Entries>

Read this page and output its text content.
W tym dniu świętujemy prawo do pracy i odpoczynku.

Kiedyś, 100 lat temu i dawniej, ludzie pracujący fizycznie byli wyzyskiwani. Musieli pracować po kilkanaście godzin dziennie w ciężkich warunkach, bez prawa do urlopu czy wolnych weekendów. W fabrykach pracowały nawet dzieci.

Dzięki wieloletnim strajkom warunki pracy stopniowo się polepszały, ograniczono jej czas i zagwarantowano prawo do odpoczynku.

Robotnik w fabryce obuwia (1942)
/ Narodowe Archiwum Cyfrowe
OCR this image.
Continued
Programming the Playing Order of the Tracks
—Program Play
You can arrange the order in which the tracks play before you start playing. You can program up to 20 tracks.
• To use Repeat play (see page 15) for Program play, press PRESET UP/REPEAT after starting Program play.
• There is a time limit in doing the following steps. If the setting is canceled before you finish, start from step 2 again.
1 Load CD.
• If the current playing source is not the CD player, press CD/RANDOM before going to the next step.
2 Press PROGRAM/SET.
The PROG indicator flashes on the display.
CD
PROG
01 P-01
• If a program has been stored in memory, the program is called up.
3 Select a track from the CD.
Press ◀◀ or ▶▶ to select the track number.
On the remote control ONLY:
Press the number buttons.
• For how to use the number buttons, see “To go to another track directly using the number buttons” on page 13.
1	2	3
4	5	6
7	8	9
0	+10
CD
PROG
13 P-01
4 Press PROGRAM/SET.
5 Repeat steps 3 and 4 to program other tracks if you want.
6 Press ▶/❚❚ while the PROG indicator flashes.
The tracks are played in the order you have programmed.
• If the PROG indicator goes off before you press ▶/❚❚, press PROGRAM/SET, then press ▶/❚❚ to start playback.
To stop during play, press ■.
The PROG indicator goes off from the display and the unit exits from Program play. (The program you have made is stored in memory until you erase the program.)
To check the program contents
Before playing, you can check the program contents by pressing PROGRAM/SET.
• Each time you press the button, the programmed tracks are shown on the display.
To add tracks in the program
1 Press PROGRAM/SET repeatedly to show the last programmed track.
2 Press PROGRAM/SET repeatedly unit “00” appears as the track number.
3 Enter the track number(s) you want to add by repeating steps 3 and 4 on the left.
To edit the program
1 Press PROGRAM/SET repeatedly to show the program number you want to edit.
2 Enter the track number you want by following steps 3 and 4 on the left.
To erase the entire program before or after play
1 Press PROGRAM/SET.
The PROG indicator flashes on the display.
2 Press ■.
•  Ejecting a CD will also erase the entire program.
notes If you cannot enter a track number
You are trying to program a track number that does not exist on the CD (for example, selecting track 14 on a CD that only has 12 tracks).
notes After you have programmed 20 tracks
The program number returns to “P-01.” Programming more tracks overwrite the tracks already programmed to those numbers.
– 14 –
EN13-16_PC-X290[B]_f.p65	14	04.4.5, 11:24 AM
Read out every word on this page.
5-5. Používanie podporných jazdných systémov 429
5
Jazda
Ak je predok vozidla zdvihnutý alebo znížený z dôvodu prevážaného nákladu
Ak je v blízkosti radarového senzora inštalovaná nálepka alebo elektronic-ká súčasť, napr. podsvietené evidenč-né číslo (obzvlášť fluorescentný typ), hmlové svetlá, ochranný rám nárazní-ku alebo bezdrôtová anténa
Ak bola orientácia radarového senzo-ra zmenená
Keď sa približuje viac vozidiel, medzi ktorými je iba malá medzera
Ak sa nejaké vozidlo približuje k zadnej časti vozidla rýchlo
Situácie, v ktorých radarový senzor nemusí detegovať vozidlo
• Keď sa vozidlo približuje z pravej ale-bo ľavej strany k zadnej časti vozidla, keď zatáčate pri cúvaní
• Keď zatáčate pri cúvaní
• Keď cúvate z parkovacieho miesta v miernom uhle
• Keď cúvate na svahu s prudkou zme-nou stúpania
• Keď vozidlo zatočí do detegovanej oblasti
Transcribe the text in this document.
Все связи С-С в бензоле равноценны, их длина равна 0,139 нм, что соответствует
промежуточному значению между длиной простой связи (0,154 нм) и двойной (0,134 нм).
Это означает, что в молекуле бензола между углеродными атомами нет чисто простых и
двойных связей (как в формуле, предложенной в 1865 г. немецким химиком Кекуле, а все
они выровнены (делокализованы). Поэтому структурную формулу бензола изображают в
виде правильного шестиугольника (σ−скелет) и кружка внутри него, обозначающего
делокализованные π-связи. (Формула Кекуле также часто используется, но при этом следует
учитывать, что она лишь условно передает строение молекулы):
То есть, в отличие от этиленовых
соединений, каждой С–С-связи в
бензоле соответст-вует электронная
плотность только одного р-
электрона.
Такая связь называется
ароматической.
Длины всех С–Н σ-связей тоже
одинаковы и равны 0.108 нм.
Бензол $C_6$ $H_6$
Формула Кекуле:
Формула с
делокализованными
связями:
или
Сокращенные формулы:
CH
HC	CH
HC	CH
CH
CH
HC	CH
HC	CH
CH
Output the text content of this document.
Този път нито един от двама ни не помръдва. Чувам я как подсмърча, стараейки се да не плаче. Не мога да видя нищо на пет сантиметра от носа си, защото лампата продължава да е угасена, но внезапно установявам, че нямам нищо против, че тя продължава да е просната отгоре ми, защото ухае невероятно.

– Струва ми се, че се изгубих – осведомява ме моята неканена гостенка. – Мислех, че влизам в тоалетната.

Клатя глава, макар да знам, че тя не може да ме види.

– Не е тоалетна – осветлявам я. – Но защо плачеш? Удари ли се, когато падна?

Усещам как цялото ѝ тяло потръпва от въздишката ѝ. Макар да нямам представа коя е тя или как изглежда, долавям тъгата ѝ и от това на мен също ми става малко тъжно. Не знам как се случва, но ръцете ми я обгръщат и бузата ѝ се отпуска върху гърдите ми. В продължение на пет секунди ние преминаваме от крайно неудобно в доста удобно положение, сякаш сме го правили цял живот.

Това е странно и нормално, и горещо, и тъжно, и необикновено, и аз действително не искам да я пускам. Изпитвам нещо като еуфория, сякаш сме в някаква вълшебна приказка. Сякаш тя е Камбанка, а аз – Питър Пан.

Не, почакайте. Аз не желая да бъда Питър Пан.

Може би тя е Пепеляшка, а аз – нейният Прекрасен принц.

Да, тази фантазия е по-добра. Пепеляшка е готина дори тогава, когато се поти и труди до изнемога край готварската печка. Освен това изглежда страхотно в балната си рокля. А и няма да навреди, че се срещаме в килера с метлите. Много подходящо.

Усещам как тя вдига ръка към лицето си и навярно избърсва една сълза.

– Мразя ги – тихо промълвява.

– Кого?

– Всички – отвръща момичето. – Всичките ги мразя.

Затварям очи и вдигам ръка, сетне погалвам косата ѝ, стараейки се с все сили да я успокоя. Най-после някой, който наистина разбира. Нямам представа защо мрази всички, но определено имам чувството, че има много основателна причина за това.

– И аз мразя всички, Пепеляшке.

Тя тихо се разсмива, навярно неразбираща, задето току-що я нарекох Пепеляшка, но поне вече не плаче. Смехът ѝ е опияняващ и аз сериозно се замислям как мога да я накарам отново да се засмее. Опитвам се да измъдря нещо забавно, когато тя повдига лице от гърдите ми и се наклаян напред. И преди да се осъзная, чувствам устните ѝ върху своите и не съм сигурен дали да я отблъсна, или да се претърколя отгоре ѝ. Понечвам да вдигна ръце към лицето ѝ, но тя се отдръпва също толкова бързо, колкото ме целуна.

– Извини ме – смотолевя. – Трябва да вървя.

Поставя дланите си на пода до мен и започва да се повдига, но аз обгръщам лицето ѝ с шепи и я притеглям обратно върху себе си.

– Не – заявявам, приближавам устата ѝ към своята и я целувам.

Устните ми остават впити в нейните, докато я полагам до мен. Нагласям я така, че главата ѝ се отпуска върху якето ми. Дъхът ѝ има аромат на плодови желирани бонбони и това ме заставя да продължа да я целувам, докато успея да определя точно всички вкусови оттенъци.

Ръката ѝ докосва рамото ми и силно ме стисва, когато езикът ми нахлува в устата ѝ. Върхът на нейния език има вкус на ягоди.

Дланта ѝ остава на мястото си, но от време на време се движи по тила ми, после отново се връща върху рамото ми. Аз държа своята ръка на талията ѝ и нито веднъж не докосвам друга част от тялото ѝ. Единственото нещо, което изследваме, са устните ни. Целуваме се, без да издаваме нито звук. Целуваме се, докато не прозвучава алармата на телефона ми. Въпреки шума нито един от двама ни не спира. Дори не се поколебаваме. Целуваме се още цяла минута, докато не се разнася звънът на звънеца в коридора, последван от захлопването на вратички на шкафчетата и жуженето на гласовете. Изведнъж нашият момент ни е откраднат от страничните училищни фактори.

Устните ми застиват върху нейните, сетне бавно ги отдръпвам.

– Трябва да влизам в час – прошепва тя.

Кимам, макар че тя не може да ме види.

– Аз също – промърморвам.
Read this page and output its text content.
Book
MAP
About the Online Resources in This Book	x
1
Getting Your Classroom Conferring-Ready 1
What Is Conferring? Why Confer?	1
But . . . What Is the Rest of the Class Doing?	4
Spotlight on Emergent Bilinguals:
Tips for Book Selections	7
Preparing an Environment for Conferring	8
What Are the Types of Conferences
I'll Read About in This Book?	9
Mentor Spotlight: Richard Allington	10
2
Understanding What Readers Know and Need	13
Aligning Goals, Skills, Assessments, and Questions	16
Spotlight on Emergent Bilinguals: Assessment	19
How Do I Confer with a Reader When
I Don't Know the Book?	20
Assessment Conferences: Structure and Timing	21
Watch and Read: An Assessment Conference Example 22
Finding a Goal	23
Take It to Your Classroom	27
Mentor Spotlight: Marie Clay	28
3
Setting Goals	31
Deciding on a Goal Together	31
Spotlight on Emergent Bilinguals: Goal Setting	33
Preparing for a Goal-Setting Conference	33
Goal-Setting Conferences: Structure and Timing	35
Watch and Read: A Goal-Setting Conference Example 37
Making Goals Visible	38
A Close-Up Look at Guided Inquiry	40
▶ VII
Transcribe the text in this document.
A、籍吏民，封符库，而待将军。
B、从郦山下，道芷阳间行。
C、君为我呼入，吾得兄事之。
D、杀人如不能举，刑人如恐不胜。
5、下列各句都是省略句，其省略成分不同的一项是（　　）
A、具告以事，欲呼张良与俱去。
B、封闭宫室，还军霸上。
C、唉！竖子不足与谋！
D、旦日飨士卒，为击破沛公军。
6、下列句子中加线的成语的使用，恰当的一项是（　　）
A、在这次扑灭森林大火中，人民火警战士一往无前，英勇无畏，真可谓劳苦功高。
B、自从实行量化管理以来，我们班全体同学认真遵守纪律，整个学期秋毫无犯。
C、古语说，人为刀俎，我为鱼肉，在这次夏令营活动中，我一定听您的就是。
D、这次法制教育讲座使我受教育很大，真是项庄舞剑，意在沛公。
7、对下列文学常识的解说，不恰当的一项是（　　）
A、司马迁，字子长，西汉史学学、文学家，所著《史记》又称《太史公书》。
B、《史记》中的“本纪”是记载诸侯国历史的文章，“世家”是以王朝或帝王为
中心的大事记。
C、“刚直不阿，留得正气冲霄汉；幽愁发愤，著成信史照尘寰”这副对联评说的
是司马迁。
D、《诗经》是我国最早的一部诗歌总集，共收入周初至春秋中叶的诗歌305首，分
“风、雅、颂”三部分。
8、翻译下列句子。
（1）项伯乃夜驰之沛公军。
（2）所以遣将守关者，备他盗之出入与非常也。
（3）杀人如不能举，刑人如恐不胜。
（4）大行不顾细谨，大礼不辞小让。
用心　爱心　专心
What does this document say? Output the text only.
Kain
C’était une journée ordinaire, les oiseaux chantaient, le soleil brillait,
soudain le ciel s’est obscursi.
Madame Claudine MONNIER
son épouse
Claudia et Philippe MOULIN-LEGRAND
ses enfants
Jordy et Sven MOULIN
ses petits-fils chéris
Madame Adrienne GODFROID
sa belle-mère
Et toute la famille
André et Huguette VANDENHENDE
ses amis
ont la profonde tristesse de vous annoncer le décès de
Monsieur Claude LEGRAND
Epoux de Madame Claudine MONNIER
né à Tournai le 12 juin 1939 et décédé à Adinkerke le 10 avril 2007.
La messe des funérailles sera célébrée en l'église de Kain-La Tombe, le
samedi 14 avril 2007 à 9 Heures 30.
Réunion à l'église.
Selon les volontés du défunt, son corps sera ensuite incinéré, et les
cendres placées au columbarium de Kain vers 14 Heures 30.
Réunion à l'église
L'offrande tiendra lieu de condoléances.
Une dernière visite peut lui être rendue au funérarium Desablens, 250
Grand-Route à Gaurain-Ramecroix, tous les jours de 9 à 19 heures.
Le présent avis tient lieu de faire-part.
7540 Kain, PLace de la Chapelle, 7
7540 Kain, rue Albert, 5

Your task> Extract all lines from the data in which "have" is found.

Exercise output>
The tracks are played in the order you have programmed.
The PROG indicator goes off from the display and the unit exits from Program play. (The program you have made is stored in memory until you erase the program.)
notes After you have programmed 20 tracks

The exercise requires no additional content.